課題の内容
次に示す資料の全行を、一字も変えずにもう一度書き出してください。

[レイアウトデータセットの項目]
══════════

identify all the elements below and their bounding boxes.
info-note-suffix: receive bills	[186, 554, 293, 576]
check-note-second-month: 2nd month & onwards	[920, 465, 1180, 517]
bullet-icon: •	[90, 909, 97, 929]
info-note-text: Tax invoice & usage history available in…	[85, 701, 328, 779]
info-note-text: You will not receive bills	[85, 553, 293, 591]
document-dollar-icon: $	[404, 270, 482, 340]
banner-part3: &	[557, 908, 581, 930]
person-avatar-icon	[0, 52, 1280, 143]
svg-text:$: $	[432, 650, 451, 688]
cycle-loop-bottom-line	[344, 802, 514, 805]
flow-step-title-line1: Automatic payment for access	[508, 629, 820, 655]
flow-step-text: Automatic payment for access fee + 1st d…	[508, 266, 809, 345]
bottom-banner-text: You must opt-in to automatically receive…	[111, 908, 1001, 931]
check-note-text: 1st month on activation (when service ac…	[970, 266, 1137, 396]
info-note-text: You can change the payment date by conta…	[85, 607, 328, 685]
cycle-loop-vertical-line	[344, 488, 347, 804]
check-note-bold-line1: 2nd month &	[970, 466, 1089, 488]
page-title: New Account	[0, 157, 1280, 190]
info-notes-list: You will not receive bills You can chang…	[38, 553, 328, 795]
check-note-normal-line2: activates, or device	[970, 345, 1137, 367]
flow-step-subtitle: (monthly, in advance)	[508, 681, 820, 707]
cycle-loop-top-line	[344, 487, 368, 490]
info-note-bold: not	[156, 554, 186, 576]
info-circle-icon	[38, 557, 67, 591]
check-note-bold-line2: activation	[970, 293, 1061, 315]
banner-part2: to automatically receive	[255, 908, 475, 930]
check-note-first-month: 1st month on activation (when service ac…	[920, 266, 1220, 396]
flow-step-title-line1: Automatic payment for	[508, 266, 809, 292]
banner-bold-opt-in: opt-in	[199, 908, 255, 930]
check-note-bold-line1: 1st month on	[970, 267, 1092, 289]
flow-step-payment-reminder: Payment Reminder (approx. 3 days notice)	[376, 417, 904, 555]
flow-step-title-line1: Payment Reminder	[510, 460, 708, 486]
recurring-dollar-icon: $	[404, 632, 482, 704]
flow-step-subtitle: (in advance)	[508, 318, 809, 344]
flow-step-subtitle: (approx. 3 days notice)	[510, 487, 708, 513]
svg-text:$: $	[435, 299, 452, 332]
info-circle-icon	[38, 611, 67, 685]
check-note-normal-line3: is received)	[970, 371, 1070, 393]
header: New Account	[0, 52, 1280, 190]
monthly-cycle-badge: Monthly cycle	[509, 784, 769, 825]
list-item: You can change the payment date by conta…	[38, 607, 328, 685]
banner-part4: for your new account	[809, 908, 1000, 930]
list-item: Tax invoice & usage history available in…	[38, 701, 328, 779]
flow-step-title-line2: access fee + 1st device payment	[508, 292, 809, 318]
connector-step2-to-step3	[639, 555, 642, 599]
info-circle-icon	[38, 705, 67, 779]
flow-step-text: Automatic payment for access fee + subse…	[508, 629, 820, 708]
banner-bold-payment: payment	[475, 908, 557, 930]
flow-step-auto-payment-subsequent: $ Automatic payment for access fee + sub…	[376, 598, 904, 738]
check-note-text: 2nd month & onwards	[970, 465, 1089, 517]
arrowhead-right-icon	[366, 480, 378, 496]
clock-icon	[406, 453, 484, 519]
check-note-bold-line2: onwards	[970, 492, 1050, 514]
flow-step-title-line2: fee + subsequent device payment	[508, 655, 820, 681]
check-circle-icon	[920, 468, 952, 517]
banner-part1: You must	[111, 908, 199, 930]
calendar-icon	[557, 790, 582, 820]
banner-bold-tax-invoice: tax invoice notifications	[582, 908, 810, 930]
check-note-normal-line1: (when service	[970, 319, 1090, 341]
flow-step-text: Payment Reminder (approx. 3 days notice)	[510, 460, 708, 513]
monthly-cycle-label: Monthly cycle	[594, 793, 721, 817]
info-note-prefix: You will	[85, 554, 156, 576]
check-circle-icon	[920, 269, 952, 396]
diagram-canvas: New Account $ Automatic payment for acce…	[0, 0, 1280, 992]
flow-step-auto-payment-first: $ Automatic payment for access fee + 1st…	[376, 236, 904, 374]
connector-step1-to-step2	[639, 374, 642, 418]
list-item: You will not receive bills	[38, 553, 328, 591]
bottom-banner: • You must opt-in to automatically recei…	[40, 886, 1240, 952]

══════════

結果は以下
identify all the elements below and their bounding boxes.
info-note-suffix: receive bills	[186, 554, 293, 576]
check-note-second-month: 2nd month & onwards	[920, 465, 1180, 517]
bullet-icon: •	[90, 909, 97, 929]
info-note-text: Tax invoice & usage history available in…	[85, 701, 328, 779]
info-note-text: You will not receive bills	[85, 553, 293, 591]
document-dollar-icon: $	[404, 270, 482, 340]
banner-part3: &	[557, 908, 581, 930]
person-avatar-icon	[0, 52, 1280, 143]
svg-text:$: $	[432, 650, 451, 688]
cycle-loop-bottom-line	[344, 802, 514, 805]
flow-step-title-line1: Automatic payment for access	[508, 629, 820, 655]
flow-step-text: Automatic payment for access fee + 1st d…	[508, 266, 809, 345]
bottom-banner-text: You must opt-in to automatically receive…	[111, 908, 1001, 931]
check-note-text: 1st month on activation (when service ac…	[970, 266, 1137, 396]
info-note-text: You can change the payment date by conta…	[85, 607, 328, 685]
cycle-loop-vertical-line	[344, 488, 347, 804]
check-note-bold-line1: 2nd month &	[970, 466, 1089, 488]
page-title: New Account	[0, 157, 1280, 190]
info-notes-list: You will not receive bills You can chang…	[38, 553, 328, 795]
check-note-normal-line2: activates, or device	[970, 345, 1137, 367]
flow-step-subtitle: (monthly, in advance)	[508, 681, 820, 707]
cycle-loop-top-line	[344, 487, 368, 490]
info-note-bold: not	[156, 554, 186, 576]
info-circle-icon	[38, 557, 67, 591]
check-note-bold-line2: activation	[970, 293, 1061, 315]
banner-part2: to automatically receive	[255, 908, 475, 930]
check-note-first-month: 1st month on activation (when service ac…	[920, 266, 1220, 396]
flow-step-title-line1: Automatic payment for	[508, 266, 809, 292]
banner-bold-opt-in: opt-in	[199, 908, 255, 930]
check-note-bold-line1: 1st month on	[970, 267, 1092, 289]
flow-step-payment-reminder: Payment Reminder (approx. 3 days notice)	[376, 417, 904, 555]
flow-step-title-line1: Payment Reminder	[510, 460, 708, 486]
recurring-dollar-icon: $	[404, 632, 482, 704]
flow-step-subtitle: (in advance)	[508, 318, 809, 344]
flow-step-subtitle: (approx. 3 days notice)	[510, 487, 708, 513]
svg-text:$: $	[435, 299, 452, 332]
info-circle-icon	[38, 611, 67, 685]
check-note-normal-line3: is received)	[970, 371, 1070, 393]
header: New Account	[0, 52, 1280, 190]
monthly-cycle-badge: Monthly cycle	[509, 784, 769, 825]
list-item: You can change the payment date by conta…	[38, 607, 328, 685]
banner-part4: for your new account	[809, 908, 1000, 930]
list-item: Tax invoice & usage history available in…	[38, 701, 328, 779]
flow-step-title-line2: access fee + 1st device payment	[508, 292, 809, 318]
connector-step2-to-step3	[639, 555, 642, 599]
info-circle-icon	[38, 705, 67, 779]
flow-step-text: Automatic payment for access fee + subse…	[508, 629, 820, 708]
banner-bold-payment: payment	[475, 908, 557, 930]
flow-step-auto-payment-subsequent: $ Automatic payment for access fee + sub…	[376, 598, 904, 738]
check-note-text: 2nd month & onwards	[970, 465, 1089, 517]
arrowhead-right-icon	[366, 480, 378, 496]
clock-icon	[406, 453, 484, 519]
check-note-bold-line2: onwards	[970, 492, 1050, 514]
flow-step-title-line2: fee + subsequent device payment	[508, 655, 820, 681]
check-circle-icon	[920, 468, 952, 517]
banner-part1: You must	[111, 908, 199, 930]
calendar-icon	[557, 790, 582, 820]
banner-bold-tax-invoice: tax invoice notifications	[582, 908, 810, 930]
check-note-normal-line1: (when service	[970, 319, 1090, 341]
flow-step-text: Payment Reminder (approx. 3 days notice)	[510, 460, 708, 513]
monthly-cycle-label: Monthly cycle	[594, 793, 721, 817]
info-note-prefix: You will	[85, 554, 156, 576]
check-circle-icon	[920, 269, 952, 396]
diagram-canvas: New Account $ Automatic payment for acce…	[0, 0, 1280, 992]
flow-step-auto-payment-first: $ Automatic payment for access fee + 1st…	[376, 236, 904, 374]
connector-step1-to-step2	[639, 374, 642, 418]
list-item: You will not receive bills	[38, 553, 328, 591]
bottom-banner: • You must opt-in to automatically recei…	[40, 886, 1240, 952]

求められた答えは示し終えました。